- _Written request_:
Show all lines of the listing that hold the word "brand".

★ ★ ★ ★ ★

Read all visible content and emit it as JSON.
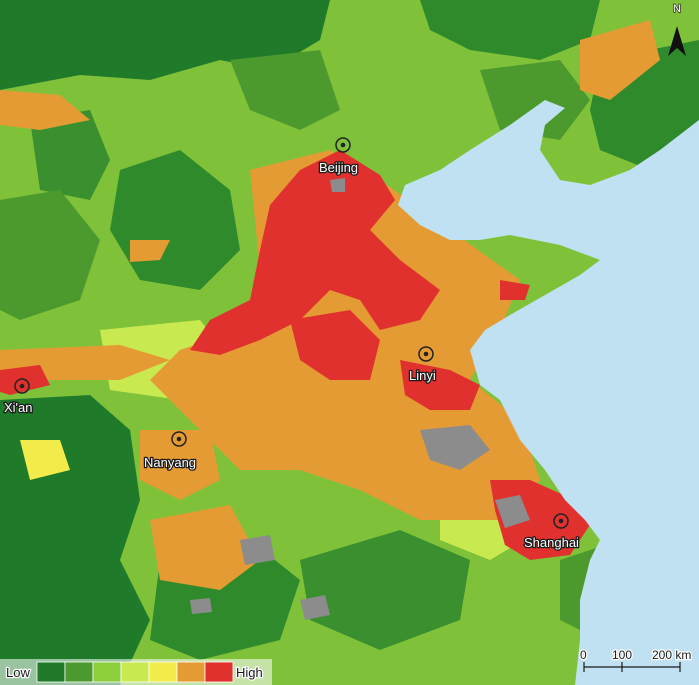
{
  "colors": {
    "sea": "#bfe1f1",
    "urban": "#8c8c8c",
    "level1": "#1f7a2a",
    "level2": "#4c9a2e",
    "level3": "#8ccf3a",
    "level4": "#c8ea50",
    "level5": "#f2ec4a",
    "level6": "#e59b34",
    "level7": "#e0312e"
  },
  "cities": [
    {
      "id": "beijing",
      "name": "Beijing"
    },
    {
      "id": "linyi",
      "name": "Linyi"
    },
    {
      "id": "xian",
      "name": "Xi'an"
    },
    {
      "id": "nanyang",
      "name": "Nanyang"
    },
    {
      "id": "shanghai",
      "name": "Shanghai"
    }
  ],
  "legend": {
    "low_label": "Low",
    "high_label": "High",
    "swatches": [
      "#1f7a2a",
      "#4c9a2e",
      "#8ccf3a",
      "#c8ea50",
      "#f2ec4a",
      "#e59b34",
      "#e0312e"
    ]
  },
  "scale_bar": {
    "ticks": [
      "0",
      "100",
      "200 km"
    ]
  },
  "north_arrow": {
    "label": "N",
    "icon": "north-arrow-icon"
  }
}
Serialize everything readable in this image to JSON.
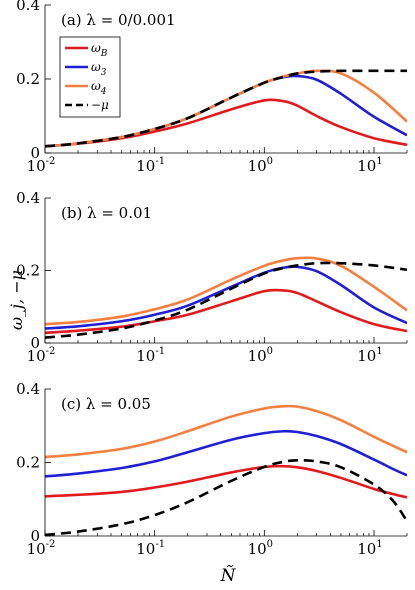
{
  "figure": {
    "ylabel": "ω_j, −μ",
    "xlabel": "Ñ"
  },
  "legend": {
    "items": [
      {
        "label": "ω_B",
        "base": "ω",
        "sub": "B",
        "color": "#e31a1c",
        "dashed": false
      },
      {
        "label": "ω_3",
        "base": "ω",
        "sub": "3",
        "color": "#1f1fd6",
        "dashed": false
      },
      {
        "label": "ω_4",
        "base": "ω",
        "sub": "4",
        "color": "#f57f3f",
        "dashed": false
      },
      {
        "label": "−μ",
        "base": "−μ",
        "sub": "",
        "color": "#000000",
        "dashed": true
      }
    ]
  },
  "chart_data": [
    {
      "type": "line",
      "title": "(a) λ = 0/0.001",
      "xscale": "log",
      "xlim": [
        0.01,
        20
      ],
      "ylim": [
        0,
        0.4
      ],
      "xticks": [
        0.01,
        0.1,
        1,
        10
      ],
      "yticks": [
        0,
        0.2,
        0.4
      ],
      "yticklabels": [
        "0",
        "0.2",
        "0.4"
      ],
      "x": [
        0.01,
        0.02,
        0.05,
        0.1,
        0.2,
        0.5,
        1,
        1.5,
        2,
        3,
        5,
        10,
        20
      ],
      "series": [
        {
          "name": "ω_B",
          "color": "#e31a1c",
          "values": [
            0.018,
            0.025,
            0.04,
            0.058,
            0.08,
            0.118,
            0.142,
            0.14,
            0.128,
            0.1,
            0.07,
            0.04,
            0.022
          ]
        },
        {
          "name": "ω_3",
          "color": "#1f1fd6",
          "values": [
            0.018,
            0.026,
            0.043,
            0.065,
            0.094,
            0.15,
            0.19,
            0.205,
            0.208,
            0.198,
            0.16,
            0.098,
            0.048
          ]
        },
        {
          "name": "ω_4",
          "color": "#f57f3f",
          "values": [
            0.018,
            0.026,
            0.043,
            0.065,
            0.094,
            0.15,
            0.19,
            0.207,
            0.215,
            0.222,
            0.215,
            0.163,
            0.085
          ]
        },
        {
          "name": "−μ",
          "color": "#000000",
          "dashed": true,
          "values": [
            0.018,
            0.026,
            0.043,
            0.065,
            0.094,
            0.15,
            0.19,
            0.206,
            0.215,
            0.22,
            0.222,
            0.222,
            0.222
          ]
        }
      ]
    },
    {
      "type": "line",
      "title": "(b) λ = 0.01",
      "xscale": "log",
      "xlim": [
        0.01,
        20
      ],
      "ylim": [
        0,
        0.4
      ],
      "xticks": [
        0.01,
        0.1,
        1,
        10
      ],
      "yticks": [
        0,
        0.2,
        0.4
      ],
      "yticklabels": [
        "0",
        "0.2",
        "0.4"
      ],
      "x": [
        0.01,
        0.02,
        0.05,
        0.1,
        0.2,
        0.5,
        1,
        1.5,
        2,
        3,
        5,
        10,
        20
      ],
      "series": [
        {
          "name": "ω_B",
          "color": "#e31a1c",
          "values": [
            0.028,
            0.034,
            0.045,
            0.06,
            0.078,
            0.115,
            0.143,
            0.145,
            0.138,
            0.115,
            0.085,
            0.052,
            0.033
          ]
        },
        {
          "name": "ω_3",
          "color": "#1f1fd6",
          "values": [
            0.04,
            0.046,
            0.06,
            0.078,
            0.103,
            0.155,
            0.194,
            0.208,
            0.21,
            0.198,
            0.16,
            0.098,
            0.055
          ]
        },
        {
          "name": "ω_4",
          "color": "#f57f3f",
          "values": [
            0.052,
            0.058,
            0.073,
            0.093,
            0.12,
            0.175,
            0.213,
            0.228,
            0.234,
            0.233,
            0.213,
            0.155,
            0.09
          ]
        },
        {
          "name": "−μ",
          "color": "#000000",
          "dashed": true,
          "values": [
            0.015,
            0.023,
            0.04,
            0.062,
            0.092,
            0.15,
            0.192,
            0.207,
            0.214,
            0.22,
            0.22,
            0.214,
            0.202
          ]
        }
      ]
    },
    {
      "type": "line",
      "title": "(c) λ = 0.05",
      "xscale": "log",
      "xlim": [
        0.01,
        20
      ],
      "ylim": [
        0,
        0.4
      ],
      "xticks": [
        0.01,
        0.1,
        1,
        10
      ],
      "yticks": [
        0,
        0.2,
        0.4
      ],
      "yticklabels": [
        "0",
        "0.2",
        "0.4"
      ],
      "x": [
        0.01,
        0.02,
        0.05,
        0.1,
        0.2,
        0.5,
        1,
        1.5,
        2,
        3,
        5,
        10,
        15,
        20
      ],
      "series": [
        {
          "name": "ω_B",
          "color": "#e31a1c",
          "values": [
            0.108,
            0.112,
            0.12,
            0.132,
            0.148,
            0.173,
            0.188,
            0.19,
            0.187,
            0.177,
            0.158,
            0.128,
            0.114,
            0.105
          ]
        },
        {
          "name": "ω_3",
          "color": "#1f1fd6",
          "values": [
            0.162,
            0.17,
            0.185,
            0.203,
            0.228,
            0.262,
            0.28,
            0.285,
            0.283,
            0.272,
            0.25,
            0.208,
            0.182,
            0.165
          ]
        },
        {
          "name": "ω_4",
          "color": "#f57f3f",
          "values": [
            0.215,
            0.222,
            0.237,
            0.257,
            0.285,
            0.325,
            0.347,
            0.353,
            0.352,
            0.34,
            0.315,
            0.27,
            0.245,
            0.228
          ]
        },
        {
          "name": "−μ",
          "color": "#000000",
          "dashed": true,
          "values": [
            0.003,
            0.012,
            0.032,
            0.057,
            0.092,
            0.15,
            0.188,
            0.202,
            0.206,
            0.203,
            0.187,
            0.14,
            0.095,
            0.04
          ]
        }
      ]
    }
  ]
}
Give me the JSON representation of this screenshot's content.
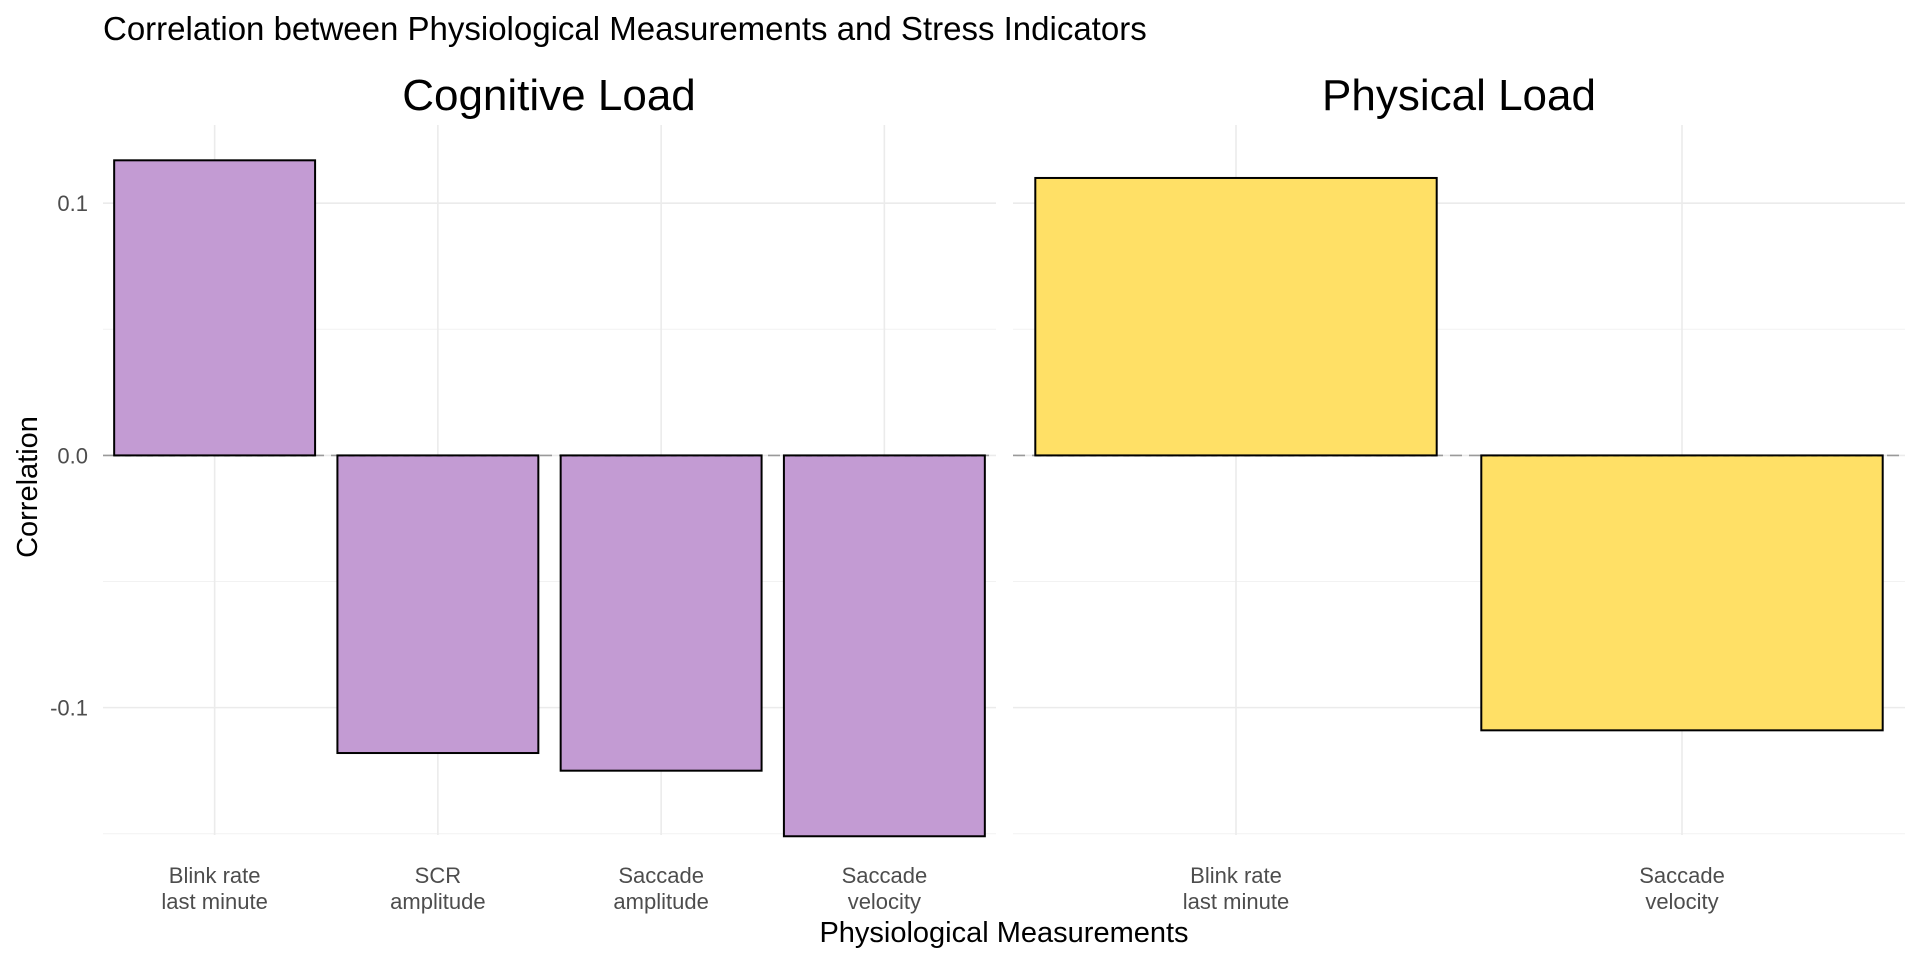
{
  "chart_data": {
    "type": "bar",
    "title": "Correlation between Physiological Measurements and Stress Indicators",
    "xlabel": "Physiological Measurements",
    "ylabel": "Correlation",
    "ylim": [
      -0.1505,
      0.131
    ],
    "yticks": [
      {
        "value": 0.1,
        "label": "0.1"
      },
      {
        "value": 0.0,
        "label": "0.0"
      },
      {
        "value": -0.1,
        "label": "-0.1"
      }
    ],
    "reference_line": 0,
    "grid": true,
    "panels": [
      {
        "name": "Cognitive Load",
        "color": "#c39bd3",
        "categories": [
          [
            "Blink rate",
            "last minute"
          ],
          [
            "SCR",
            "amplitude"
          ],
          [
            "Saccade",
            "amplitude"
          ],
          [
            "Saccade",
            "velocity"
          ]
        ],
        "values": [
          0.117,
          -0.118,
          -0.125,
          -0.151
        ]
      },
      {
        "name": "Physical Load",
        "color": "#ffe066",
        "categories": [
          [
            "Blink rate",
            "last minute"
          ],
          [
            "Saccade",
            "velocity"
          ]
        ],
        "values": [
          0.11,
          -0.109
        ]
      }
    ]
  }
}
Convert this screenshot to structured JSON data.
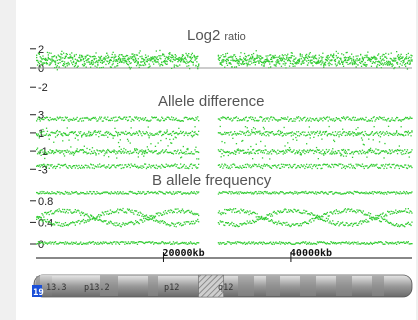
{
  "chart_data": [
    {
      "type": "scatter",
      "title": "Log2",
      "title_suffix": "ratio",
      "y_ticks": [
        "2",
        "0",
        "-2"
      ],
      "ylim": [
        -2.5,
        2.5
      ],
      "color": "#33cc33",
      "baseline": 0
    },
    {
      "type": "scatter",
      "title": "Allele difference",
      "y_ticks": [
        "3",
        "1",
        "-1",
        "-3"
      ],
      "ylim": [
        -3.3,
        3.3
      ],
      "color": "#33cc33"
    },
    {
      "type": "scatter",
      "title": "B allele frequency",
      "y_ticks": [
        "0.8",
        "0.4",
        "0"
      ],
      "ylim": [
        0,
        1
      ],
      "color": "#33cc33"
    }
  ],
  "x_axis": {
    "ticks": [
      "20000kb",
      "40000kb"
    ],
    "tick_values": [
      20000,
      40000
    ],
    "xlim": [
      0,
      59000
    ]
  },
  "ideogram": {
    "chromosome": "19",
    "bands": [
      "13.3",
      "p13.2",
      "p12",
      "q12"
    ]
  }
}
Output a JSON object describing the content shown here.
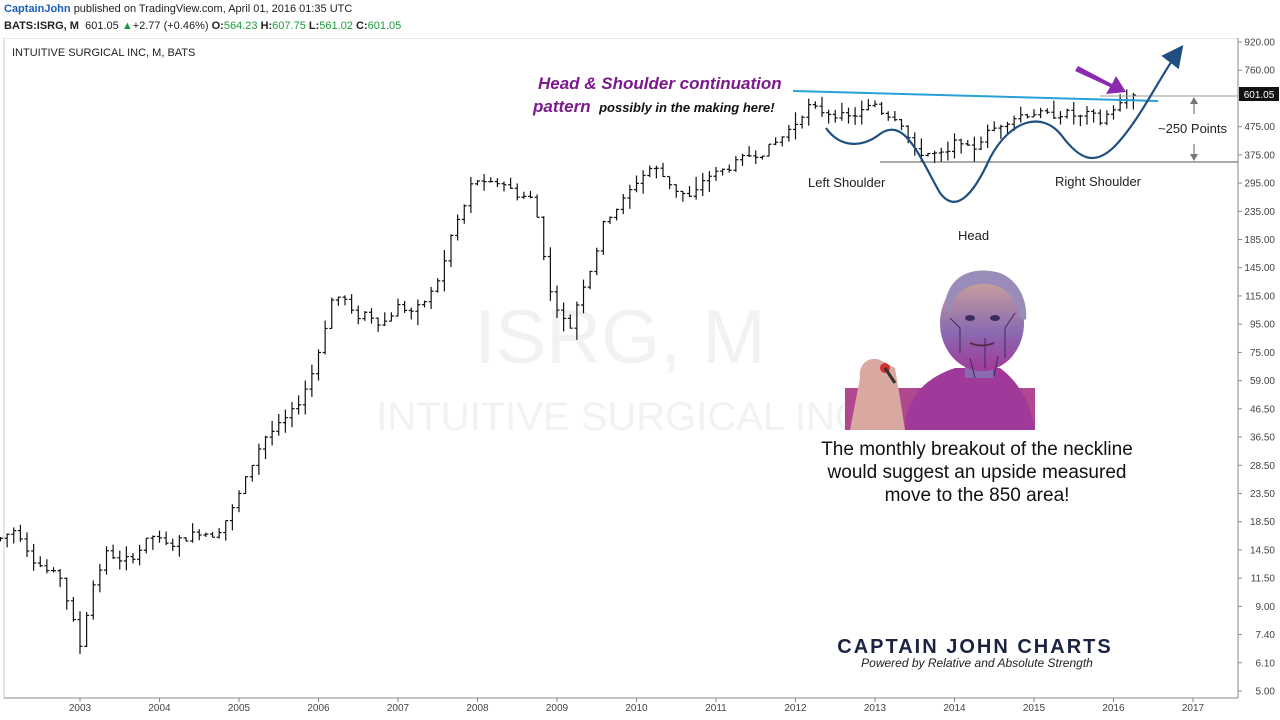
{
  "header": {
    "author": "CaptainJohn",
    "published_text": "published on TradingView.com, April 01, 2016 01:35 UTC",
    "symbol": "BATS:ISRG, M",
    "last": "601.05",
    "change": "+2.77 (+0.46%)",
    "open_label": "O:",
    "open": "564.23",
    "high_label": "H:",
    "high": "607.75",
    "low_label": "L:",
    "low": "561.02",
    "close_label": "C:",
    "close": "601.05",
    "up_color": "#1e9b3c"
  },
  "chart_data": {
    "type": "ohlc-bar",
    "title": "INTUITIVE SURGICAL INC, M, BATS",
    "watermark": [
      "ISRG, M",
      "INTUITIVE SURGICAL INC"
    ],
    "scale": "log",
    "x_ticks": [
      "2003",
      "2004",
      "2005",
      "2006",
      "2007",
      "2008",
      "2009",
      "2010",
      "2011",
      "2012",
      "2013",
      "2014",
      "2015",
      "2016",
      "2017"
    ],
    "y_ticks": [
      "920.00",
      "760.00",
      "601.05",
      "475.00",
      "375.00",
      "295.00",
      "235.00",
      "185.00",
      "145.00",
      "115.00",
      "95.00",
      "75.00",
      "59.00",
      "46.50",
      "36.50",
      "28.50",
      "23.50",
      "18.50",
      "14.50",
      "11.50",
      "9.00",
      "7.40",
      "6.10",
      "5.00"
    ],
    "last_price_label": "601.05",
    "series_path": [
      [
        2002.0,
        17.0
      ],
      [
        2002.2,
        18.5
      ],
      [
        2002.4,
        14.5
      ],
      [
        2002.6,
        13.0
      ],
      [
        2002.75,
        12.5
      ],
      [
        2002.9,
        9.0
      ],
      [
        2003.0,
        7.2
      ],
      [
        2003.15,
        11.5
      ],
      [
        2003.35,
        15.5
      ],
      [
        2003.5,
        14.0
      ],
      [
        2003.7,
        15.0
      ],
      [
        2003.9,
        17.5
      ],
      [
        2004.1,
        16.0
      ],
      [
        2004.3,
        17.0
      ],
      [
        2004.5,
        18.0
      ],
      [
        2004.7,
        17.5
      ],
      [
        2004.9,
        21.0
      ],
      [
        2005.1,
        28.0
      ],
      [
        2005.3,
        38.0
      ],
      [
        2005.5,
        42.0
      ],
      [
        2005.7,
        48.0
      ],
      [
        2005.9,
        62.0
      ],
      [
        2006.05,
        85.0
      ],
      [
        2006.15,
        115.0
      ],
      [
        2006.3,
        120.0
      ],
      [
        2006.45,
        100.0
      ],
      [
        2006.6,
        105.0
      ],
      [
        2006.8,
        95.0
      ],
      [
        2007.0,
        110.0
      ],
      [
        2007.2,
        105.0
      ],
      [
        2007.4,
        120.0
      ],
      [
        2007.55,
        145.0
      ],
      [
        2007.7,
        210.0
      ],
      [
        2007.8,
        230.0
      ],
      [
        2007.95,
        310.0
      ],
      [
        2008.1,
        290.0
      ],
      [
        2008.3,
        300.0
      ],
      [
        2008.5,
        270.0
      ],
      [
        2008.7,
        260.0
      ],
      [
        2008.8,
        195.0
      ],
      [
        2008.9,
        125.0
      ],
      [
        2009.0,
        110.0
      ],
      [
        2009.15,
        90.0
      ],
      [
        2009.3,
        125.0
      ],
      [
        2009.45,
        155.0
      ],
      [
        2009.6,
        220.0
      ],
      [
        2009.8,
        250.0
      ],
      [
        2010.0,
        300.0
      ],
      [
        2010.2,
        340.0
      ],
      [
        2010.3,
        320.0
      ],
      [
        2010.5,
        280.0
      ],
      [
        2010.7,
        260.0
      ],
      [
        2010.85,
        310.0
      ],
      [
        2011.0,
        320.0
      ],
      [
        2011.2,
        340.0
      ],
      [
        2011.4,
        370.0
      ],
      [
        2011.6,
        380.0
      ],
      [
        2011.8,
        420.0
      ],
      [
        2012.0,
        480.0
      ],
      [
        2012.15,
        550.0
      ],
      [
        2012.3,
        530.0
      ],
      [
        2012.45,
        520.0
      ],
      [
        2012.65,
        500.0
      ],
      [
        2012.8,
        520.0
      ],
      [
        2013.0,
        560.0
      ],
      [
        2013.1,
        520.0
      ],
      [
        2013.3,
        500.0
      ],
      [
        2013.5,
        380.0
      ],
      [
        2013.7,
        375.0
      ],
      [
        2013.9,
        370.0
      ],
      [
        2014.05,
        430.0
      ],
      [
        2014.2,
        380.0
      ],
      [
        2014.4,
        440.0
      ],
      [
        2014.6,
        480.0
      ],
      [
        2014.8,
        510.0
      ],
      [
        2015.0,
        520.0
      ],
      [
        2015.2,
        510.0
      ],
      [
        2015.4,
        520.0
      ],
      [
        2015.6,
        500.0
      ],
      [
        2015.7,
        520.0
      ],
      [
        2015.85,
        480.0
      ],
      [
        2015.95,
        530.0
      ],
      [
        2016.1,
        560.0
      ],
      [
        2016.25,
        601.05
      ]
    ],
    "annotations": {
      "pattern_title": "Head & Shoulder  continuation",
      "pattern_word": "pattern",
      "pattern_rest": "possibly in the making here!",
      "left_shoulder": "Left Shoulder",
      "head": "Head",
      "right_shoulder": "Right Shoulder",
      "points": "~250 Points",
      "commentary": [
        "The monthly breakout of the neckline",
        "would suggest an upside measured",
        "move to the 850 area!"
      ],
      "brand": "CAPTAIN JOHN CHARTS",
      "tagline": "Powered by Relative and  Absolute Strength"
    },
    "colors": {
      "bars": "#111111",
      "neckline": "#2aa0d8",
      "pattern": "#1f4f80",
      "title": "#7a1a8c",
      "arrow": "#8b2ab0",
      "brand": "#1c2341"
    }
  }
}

★ ★ ★ ★ ★

- _Result_:
      "brand": "CAPTAIN JOHN CHARTS",
      "brand": "#1c2341"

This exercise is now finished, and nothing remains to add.